» **Requirement**: Leave out the pictures and copy each record below exactly.

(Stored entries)
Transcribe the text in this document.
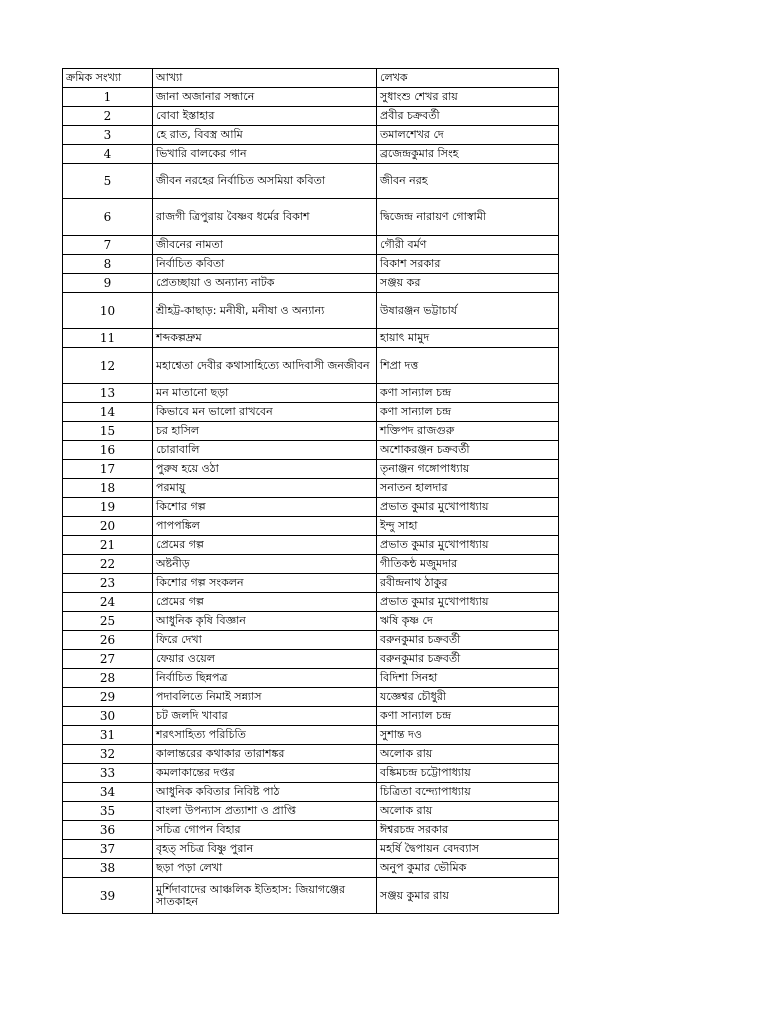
ক্রমিক সংখ্যা	আখ্যা	লেখক
1	জানা অজানার সন্ধানে	সুধাংশু শেখর রায়
2	বোবা ইস্তাহার	প্রবীর চক্রবর্তী
3	হে রাত, বিবস্ত্র আমি	তমালশেখর দে
4	ভিখারি বালকের গান	ব্রজেন্দ্রকুমার সিংহ
5	জীবন নরহের নির্বাচিত অসমিয়া কবিতা	জীবন নরহ
6	রাজগী ত্রিপুরায় বৈষ্ণব ধর্মের বিকাশ	দ্বিজেন্দ্র নারায়ণ গোস্বামী
7	জীবনের নামতা	গৌরী বর্মণ
8	নির্বাচিত কবিতা	বিকাশ সরকার
9	প্রেতচ্ছায়া ও অন্যান্য নাটক	সঞ্জয় কর
10	শ্রীহট্ট-কাছাড়: মনীষী, মনীষা ও অন্যান্য	উষারঞ্জন ভট্টাচার্য
11	শব্দকল্পদ্রুম	হায়াৎ মামুদ
12	মহাশ্বেতা দেবীর কথাসাহিত্যে আদিবাসী জনজীবন	শিপ্রা দত্ত
13	মন মাতানো ছড়া	কণা সান্যাল চন্দ্র
14	কিভাবে মন ভালো রাখবেন	কণা সান্যাল চন্দ্র
15	চর হাসিল	শক্তিপদ রাজগুরু
16	চোরাবালি	অশোকরঞ্জন চক্রবর্তী
17	পুরুষ হয়ে ওঠা	তৃনাঞ্জন গঙ্গোপাধ্যায়
18	পরমায়ু	সনাতন হালদার
19	কিশোর গল্প	প্রভাত কুমার মুখোপাধ্যায়
20	পাপপঙ্কিল	ইন্দু সাহা
21	প্রেমের গল্প	প্রভাত কুমার মুখোপাধ্যায়
22	অষ্টনীড়	গীতিকন্ঠ মজুমদার
23	কিশোর গল্প সংকলন	রবীন্দ্রনাথ ঠাকুর
24	প্রেমের গল্প	প্রভাত কুমার মুখোপাধ্যায়
25	আধুনিক কৃষি বিজ্ঞান	ঋষি কৃষ্ণ দে
26	ফিরে দেখা	বরুনকুমার চক্রবর্তী
27	ফেয়ার ওয়েল	বরুনকুমার চক্রবর্তী
28	নির্বাচিত ছিন্নপত্র	বিদিশা সিনহা
29	পদাবলিতে নিমাই সন্ন্যাস	যজ্ঞেশ্বর চৌধুরী
30	চট জলদি খাবার	কণা সান্যাল চন্দ্র
31	শরৎসাহিত্য পরিচিতি	সুশান্ত দও
32	কালান্তরের কথাকার তারাশঙ্কর	অলোক রায়
33	কমলাকান্তের দপ্তর	বঙ্কিমচন্দ্র চট্টোপাধ্যায়
34	আধুনিক কবিতার নিবিষ্ট পাঠ	চিত্রিতা বন্দ্যোপাধ্যায়
35	বাংলা উপন্যাস প্রত্যাশা ও প্রাপ্তি	অলোক রায়
36	সচিত্র গোপন বিহার	ঈশ্বরচন্দ্র সরকার
37	বৃহত্ সচিত্র বিষ্ণু পুরান	মহর্ষি দ্বৈপায়ন বেদব্যাস
38	ছড়া পড়া লেখা	অনুপ কুমার ভৌমিক
39	মুর্শিদাবাদের আঞ্চলিক ইতিহাস: জিয়াগঞ্জের সাতকাহন	সঞ্জয় কুমার রায়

» **Exercise output**:
Transcribe the text in this document.
ক্রমিক সংখ্যা	আখ্যা	লেখক
1	জানা অজানার সন্ধানে	সুধাংশু শেখর রায়
2	বোবা ইস্তাহার	প্রবীর চক্রবর্তী
3	হে রাত, বিবস্ত্র আমি	তমালশেখর দে
4	ভিখারি বালকের গান	ব্রজেন্দ্রকুমার সিংহ
5	জীবন নরহের নির্বাচিত অসমিয়া কবিতা	জীবন নরহ
6	রাজগী ত্রিপুরায় বৈষ্ণব ধর্মের বিকাশ	দ্বিজেন্দ্র নারায়ণ গোস্বামী
7	জীবনের নামতা	গৌরী বর্মণ
8	নির্বাচিত কবিতা	বিকাশ সরকার
9	প্রেতচ্ছায়া ও অন্যান্য নাটক	সঞ্জয় কর
10	শ্রীহট্ট-কাছাড়: মনীষী, মনীষা ও অন্যান্য	উষারঞ্জন ভট্টাচার্য
11	শব্দকল্পদ্রুম	হায়াৎ মামুদ
12	মহাশ্বেতা দেবীর কথাসাহিত্যে আদিবাসী জনজীবন	শিপ্রা দত্ত
13	মন মাতানো ছড়া	কণা সান্যাল চন্দ্র
14	কিভাবে মন ভালো রাখবেন	কণা সান্যাল চন্দ্র
15	চর হাসিল	শক্তিপদ রাজগুরু
16	চোরাবালি	অশোকরঞ্জন চক্রবর্তী
17	পুরুষ হয়ে ওঠা	তৃনাঞ্জন গঙ্গোপাধ্যায়
18	পরমায়ু	সনাতন হালদার
19	কিশোর গল্প	প্রভাত কুমার মুখোপাধ্যায়
20	পাপপঙ্কিল	ইন্দু সাহা
21	প্রেমের গল্প	প্রভাত কুমার মুখোপাধ্যায়
22	অষ্টনীড়	গীতিকন্ঠ মজুমদার
23	কিশোর গল্প সংকলন	রবীন্দ্রনাথ ঠাকুর
24	প্রেমের গল্প	প্রভাত কুমার মুখোপাধ্যায়
25	আধুনিক কৃষি বিজ্ঞান	ঋষি কৃষ্ণ দে
26	ফিরে দেখা	বরুনকুমার চক্রবর্তী
27	ফেয়ার ওয়েল	বরুনকুমার চক্রবর্তী
28	নির্বাচিত ছিন্নপত্র	বিদিশা সিনহা
29	পদাবলিতে নিমাই সন্ন্যাস	যজ্ঞেশ্বর চৌধুরী
30	চট জলদি খাবার	কণা সান্যাল চন্দ্র
31	শরৎসাহিত্য পরিচিতি	সুশান্ত দও
32	কালান্তরের কথাকার তারাশঙ্কর	অলোক রায়
33	কমলাকান্তের দপ্তর	বঙ্কিমচন্দ্র চট্টোপাধ্যায়
34	আধুনিক কবিতার নিবিষ্ট পাঠ	চিত্রিতা বন্দ্যোপাধ্যায়
35	বাংলা উপন্যাস প্রত্যাশা ও প্রাপ্তি	অলোক রায়
36	সচিত্র গোপন বিহার	ঈশ্বরচন্দ্র সরকার
37	বৃহত্ সচিত্র বিষ্ণু পুরান	মহর্ষি দ্বৈপায়ন বেদব্যাস
38	ছড়া পড়া লেখা	অনুপ কুমার ভৌমিক
39	মুর্শিদাবাদের আঞ্চলিক ইতিহাস: জিয়াগঞ্জের সাতকাহন	সঞ্জয় কুমার রায়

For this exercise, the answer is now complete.